INPUT RECORDS:
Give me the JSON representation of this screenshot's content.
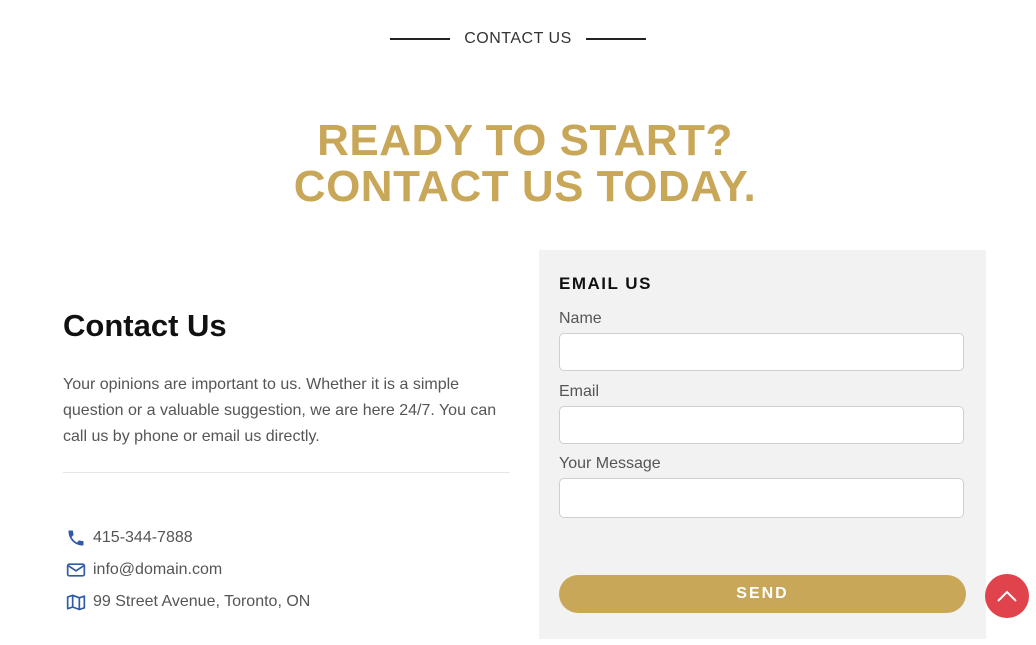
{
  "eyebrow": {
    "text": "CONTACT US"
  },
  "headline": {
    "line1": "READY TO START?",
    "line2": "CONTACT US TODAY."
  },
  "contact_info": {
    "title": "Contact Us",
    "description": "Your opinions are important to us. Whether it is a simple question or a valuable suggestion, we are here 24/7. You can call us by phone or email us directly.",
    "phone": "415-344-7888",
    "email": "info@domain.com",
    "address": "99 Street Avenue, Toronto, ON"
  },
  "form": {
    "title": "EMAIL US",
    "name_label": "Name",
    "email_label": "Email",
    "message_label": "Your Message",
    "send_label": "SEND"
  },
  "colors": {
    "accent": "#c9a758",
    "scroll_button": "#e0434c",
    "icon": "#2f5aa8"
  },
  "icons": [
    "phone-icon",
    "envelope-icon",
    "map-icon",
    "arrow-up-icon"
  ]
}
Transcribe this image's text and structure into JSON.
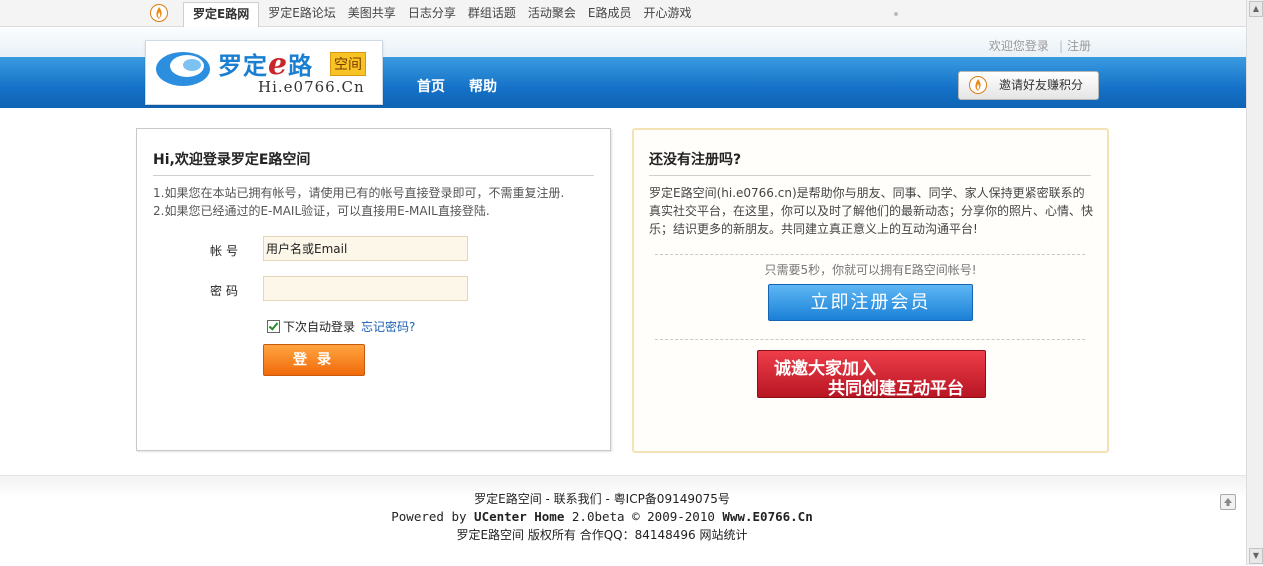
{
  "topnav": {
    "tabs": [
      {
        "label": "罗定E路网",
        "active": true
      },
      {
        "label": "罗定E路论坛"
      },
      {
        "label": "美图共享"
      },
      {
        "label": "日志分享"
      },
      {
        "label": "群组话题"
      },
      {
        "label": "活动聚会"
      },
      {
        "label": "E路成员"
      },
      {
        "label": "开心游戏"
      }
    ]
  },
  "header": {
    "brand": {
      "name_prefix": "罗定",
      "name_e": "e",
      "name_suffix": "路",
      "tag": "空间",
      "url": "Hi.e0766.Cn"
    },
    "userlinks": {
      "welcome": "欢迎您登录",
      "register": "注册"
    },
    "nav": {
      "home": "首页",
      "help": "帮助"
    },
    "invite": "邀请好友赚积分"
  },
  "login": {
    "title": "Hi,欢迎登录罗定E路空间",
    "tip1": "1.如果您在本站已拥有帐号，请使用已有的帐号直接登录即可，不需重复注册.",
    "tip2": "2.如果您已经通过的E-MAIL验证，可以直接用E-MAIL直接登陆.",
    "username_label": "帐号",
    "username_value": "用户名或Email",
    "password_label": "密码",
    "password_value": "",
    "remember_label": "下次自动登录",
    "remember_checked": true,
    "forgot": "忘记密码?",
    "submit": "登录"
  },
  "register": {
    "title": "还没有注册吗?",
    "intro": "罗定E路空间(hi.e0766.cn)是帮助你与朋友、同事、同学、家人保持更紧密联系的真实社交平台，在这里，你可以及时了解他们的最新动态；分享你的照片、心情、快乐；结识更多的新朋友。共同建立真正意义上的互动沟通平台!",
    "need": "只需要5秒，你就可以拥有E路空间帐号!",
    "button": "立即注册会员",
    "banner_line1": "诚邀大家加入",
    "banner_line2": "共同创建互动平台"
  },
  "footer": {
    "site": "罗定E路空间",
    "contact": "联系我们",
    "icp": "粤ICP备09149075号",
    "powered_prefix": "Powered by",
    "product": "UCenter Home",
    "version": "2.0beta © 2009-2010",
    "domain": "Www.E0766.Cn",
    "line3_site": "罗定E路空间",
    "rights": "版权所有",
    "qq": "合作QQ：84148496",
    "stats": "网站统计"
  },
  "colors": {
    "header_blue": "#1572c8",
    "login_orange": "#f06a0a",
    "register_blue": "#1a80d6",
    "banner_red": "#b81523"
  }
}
==
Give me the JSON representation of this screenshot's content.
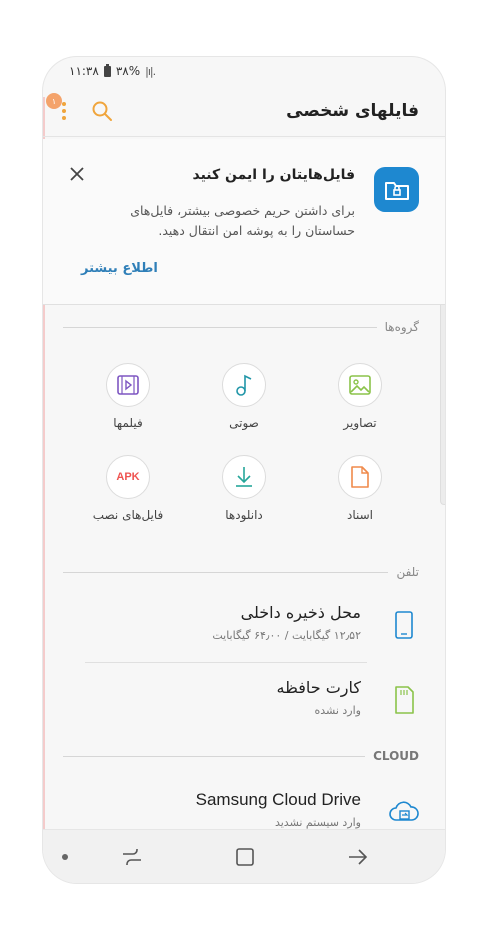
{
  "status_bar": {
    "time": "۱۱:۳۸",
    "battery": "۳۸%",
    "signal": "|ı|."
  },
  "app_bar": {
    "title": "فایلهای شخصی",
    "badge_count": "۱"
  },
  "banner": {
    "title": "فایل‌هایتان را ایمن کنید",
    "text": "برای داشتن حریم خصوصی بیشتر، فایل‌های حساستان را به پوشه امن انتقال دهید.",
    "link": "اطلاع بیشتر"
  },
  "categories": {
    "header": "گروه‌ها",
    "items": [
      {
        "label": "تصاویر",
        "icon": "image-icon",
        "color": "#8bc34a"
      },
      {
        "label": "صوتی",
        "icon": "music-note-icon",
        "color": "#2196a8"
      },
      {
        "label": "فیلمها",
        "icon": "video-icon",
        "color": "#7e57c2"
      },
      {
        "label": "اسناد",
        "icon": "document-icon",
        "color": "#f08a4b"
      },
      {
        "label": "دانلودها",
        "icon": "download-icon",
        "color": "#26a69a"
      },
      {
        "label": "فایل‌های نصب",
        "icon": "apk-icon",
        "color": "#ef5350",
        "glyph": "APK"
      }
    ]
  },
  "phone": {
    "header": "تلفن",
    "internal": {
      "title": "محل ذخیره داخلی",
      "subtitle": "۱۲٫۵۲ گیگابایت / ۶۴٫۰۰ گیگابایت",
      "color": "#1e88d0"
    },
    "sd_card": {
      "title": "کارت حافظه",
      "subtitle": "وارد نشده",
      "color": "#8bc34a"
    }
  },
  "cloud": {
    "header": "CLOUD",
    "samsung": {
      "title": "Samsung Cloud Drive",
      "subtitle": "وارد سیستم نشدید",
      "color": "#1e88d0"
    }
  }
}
==
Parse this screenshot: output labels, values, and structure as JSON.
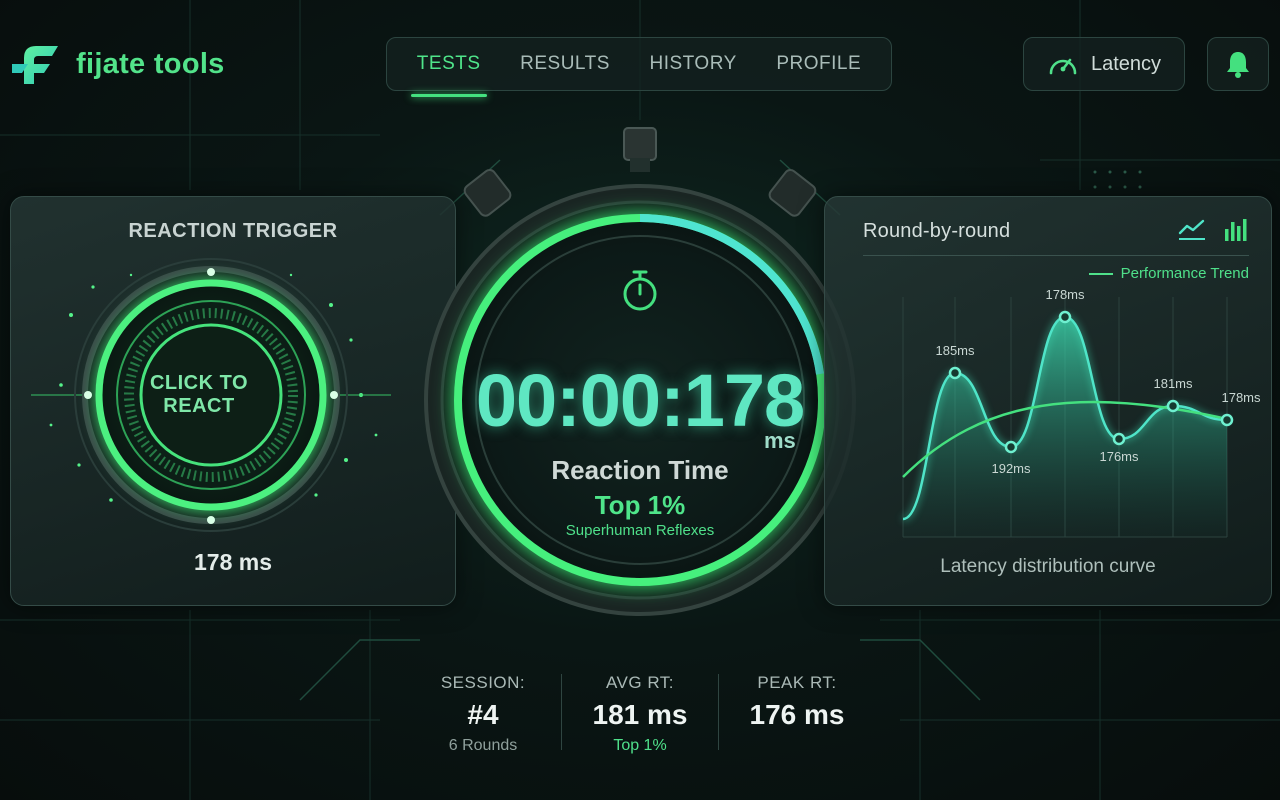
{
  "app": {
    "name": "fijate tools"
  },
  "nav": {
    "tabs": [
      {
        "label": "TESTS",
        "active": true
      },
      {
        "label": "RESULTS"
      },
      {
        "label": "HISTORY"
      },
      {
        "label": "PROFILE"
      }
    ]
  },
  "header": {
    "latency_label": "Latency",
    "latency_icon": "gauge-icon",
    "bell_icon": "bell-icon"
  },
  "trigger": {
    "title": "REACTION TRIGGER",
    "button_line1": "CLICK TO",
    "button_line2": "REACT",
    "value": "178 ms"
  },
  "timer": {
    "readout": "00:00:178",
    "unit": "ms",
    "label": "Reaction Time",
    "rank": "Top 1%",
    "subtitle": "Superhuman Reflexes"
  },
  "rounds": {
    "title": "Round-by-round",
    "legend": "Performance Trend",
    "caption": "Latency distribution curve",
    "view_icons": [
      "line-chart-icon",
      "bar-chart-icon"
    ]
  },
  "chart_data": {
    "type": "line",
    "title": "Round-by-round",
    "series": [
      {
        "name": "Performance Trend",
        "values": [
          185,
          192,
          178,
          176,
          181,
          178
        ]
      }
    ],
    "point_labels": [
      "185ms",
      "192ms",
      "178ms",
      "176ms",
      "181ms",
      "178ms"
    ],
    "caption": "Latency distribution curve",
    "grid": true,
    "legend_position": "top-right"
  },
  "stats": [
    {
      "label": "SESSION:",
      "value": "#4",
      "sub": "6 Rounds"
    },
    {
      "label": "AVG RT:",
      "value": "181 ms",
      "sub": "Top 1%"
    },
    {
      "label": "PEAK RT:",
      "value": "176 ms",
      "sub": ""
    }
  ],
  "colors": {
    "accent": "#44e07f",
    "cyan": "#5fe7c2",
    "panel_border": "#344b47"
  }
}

GIVEN INSTRUCTION: Some lines of the records may hold the word "subtitle". How many do? Answer with a number and nothing else.

SOLUTION BELOW: 4